Problem to work on
Check each line of the records below and collect those holding "regionerna".

BEGIN Information given

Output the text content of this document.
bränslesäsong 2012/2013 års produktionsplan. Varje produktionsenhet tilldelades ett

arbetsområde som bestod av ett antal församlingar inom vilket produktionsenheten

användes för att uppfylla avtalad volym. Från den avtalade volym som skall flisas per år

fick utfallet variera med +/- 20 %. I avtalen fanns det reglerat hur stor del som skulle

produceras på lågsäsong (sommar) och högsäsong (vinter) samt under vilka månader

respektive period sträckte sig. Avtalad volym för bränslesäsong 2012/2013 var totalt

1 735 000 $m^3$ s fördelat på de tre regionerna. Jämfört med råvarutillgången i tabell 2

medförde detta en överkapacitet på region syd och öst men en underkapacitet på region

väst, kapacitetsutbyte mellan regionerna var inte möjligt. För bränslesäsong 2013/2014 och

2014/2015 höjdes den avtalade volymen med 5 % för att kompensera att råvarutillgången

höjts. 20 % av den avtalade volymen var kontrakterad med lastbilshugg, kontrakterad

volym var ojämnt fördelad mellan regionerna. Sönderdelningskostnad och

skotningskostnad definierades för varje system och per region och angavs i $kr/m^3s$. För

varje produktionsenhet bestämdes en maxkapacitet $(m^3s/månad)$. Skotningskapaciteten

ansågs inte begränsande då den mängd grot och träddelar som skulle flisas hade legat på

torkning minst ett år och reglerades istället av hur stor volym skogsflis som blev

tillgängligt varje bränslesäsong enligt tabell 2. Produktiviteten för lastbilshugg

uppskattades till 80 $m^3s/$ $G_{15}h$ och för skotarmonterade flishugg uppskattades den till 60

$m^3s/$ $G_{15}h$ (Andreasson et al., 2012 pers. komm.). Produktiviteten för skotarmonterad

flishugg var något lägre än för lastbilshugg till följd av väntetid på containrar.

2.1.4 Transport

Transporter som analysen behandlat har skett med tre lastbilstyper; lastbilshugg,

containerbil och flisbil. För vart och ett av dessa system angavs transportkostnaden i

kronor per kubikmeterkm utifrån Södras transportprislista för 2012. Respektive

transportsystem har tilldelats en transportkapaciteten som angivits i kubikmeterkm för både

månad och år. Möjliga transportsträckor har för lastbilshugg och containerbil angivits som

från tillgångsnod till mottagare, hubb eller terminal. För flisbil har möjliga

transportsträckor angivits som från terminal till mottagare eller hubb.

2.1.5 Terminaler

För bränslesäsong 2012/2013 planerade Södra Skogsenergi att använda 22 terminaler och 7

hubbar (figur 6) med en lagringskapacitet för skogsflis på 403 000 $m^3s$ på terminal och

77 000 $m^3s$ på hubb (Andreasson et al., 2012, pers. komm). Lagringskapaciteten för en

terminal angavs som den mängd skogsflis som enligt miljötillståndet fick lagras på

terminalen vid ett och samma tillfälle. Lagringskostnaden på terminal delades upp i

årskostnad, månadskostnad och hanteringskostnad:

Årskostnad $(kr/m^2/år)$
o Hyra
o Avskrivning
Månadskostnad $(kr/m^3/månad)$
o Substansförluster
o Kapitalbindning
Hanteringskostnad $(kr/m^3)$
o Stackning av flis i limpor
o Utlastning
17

END Information given

Answer to this exercise
1 735 000 $m^3$ s fördelat på de tre regionerna. Jämfört med råvarutillgången i tabell 2
väst, kapacitetsutbyte mellan regionerna var inte möjligt. För bränslesäsong 2013/2014 och
volym var ojämnt fördelad mellan regionerna. Sönderdelningskostnad och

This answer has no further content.